SET PROBLEM
For the records that follow, return only the count of lines containing the string "SUDD".

==================================================

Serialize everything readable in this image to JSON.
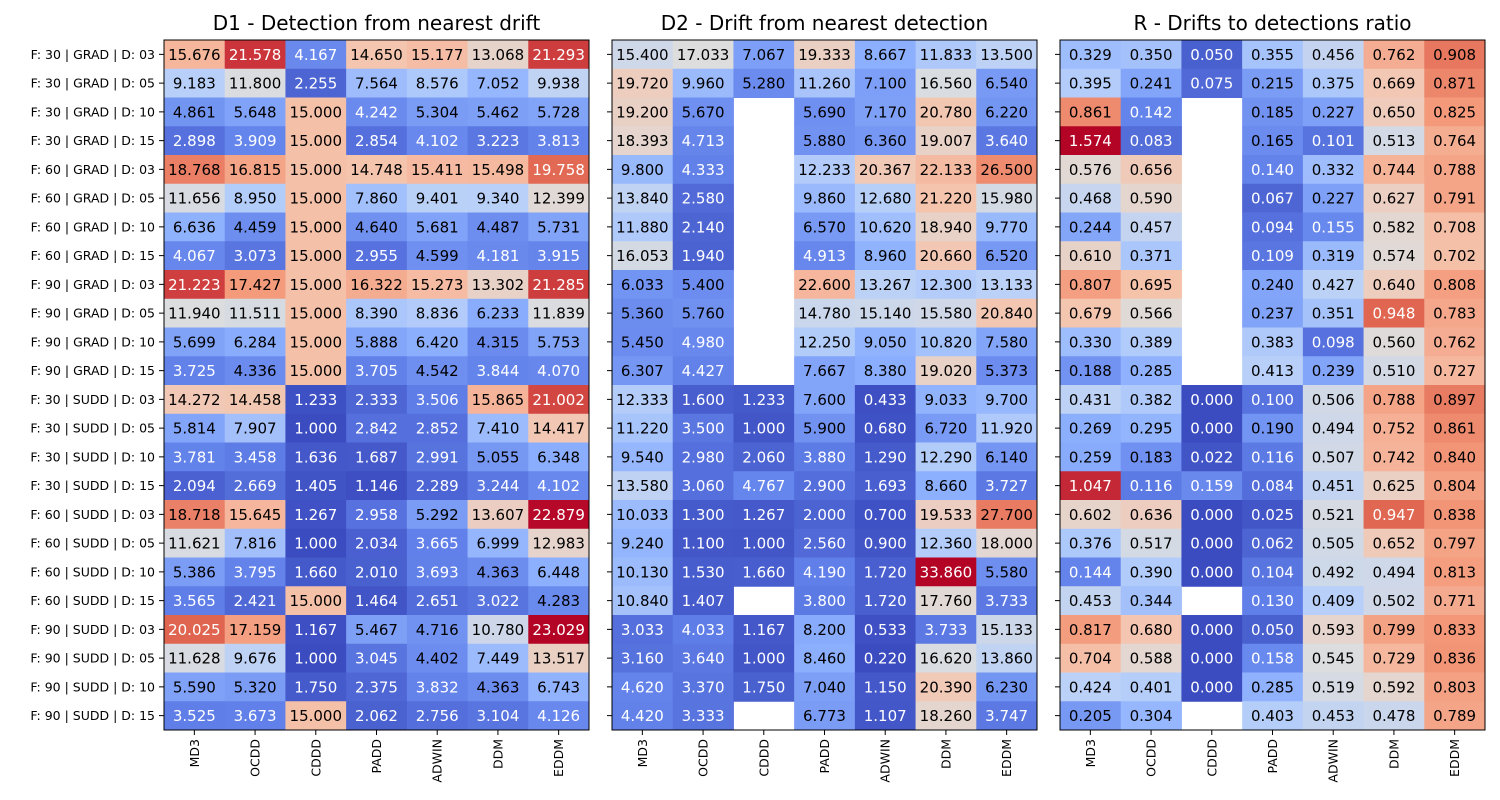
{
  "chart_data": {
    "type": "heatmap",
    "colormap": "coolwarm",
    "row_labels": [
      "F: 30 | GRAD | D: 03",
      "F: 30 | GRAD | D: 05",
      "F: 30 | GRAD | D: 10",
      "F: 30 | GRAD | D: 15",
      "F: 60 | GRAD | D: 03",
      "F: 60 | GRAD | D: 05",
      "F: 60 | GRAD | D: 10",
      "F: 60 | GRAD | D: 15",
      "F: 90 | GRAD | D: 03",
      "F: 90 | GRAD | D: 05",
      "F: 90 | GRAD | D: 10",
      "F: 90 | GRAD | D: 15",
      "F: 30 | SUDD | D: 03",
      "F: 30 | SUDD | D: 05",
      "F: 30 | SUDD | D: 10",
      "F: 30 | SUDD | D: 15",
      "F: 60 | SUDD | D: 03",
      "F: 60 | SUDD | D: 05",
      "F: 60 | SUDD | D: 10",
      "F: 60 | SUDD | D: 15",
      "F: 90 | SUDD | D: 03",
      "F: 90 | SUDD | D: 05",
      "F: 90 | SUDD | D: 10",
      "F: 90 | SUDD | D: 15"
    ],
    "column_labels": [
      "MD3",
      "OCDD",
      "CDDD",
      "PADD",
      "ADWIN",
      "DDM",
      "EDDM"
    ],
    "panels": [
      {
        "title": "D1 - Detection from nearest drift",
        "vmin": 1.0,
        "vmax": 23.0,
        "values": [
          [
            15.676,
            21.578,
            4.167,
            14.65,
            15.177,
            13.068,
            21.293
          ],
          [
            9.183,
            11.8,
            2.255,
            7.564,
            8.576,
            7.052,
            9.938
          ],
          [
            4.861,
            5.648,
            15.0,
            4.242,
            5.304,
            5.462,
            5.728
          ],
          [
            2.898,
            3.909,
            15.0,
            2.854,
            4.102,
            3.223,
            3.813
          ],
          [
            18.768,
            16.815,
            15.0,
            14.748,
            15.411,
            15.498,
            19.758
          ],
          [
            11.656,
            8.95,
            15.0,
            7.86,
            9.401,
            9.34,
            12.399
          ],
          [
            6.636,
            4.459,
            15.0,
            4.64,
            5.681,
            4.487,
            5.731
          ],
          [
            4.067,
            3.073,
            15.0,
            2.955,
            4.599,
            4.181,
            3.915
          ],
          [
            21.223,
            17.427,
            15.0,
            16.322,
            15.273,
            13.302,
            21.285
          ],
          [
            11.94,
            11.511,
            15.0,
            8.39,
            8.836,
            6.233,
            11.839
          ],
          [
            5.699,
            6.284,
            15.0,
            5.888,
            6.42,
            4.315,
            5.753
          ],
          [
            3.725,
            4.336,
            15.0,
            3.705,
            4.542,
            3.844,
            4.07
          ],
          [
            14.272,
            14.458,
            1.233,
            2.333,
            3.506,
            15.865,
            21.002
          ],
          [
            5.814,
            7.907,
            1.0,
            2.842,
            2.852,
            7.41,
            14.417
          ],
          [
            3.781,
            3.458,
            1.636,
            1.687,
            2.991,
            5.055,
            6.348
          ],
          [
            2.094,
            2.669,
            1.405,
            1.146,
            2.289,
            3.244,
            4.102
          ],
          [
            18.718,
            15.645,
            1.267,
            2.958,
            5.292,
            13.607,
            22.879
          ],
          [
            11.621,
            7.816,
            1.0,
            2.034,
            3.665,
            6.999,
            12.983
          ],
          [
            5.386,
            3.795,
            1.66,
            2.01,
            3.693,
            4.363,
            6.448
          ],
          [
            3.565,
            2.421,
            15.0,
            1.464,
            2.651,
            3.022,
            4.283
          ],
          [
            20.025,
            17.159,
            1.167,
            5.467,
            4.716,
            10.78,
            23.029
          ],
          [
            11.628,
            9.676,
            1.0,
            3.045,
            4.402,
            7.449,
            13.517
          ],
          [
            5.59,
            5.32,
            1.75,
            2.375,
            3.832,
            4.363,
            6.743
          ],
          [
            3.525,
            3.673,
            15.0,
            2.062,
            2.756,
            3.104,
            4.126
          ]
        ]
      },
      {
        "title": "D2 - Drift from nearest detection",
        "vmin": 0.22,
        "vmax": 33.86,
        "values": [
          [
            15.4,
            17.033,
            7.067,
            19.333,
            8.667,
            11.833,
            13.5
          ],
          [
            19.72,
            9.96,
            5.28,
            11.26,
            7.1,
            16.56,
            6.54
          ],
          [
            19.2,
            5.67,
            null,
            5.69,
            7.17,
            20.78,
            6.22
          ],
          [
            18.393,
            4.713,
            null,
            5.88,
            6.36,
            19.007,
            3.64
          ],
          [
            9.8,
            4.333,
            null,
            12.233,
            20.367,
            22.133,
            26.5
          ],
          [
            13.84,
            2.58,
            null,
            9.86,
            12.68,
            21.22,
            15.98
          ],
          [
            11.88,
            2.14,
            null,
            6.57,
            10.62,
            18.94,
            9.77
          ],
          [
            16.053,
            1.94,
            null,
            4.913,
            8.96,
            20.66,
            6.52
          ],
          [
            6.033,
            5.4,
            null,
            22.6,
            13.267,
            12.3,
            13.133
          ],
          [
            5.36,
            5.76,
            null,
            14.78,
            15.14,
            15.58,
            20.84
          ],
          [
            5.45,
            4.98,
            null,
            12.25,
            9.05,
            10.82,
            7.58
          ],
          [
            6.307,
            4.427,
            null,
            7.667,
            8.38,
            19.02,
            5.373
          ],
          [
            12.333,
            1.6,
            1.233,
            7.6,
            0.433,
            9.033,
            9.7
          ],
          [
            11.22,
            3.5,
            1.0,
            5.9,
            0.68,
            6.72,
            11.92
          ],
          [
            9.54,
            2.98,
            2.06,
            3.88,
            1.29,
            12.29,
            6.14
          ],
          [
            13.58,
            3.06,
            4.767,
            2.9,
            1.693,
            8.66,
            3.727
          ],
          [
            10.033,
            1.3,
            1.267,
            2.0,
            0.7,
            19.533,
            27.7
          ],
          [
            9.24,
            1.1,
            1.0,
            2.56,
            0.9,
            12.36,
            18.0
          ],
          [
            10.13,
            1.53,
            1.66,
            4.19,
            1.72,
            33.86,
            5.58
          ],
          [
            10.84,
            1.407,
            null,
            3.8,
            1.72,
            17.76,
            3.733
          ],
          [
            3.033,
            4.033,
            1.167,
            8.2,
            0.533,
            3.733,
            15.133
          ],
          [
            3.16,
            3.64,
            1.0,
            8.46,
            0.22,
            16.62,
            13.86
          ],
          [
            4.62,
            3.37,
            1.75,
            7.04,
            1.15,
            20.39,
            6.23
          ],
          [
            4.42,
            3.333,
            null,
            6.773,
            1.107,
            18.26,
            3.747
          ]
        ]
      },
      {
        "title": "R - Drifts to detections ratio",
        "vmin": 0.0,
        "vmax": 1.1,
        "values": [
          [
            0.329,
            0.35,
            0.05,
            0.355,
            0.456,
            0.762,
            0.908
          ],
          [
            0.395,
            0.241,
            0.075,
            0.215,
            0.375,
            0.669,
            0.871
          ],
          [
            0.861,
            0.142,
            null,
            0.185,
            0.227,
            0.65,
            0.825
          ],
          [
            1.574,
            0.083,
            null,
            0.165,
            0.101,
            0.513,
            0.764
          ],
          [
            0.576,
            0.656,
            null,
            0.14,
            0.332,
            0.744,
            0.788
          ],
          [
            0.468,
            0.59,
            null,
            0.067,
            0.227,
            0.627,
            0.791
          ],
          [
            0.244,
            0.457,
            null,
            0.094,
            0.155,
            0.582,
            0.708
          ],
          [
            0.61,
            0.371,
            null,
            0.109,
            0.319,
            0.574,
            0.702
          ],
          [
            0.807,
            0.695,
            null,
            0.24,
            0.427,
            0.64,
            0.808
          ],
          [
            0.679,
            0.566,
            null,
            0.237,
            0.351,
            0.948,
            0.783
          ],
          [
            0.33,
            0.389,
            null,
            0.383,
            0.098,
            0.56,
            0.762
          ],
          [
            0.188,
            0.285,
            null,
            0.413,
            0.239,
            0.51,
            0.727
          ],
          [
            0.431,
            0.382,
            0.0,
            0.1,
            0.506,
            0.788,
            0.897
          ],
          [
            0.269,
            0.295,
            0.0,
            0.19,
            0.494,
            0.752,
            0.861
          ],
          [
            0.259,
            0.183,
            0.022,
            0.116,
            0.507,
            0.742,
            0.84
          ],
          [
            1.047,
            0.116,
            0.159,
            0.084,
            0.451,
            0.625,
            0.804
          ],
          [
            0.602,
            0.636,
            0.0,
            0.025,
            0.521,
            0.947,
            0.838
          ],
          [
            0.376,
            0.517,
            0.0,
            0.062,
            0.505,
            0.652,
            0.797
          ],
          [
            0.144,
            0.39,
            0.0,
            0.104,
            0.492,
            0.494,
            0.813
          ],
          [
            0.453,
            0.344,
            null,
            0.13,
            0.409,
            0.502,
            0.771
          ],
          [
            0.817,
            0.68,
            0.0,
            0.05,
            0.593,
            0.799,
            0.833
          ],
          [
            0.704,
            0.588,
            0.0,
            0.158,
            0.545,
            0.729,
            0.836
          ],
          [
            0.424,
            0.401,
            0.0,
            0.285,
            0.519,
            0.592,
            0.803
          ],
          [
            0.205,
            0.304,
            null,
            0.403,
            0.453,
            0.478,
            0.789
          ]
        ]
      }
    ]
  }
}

==================================================

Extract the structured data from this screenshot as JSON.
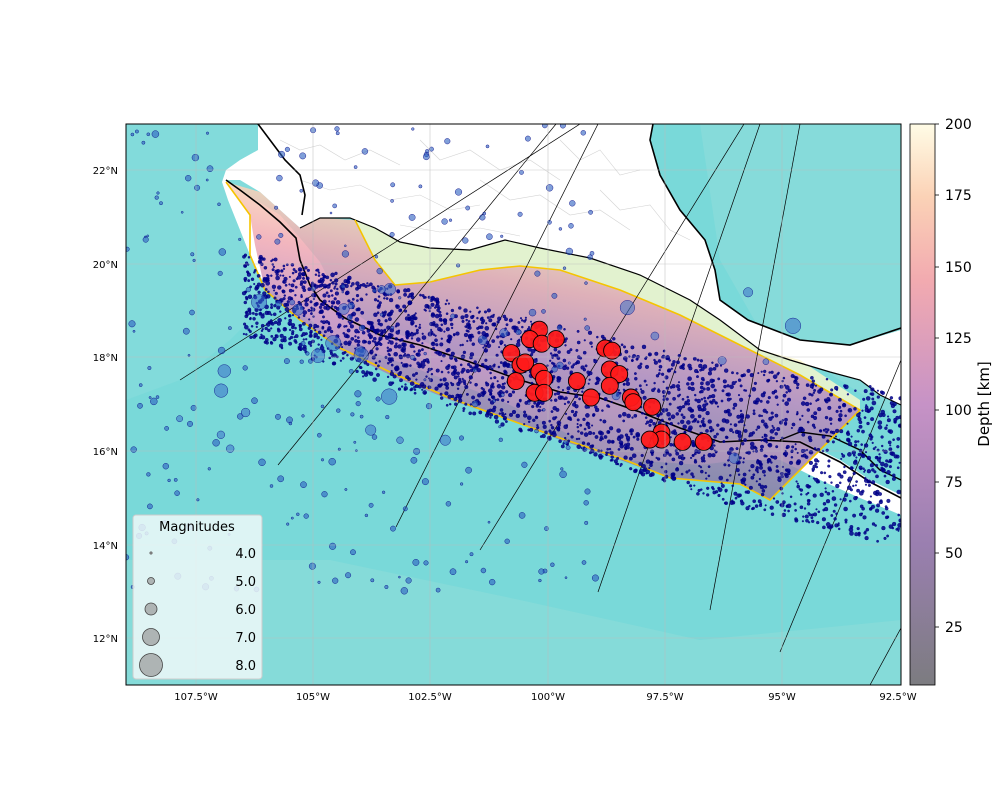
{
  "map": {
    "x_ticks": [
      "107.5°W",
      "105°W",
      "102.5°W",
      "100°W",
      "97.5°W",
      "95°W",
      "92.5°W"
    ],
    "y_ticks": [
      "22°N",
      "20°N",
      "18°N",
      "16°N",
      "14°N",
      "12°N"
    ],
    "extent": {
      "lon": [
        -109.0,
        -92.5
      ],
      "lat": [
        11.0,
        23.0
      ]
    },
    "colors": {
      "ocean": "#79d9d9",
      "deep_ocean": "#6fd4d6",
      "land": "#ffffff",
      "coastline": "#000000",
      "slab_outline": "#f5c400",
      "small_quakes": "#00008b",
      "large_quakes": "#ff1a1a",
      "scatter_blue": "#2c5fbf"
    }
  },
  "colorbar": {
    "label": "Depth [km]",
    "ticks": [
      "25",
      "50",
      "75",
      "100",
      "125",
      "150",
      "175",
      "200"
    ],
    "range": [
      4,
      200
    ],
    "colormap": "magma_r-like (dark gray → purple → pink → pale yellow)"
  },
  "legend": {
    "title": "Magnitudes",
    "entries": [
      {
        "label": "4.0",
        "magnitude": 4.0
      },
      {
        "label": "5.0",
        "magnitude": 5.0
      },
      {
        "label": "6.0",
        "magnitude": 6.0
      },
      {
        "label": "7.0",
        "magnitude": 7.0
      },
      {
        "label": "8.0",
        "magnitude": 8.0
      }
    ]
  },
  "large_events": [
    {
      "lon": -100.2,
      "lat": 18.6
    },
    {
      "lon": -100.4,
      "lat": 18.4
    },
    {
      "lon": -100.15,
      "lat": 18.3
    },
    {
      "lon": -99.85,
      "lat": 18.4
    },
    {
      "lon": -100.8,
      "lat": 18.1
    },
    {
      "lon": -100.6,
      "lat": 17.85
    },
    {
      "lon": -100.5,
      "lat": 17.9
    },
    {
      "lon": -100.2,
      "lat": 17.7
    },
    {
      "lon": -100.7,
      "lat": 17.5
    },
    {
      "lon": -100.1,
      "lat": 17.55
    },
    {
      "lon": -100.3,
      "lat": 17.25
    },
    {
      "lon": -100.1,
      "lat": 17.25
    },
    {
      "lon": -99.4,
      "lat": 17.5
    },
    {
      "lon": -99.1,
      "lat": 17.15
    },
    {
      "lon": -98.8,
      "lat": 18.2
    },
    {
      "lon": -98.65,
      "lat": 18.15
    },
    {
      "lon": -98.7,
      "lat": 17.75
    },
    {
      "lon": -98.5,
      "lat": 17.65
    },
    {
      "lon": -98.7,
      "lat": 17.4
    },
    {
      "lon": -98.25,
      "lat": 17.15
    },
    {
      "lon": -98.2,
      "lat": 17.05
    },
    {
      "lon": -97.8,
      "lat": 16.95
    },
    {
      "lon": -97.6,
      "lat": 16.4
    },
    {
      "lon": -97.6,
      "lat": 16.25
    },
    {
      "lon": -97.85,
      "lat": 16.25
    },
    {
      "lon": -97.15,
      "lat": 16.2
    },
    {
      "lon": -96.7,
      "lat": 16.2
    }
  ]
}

==================================================

ANSWER TO THE PROBLEM
12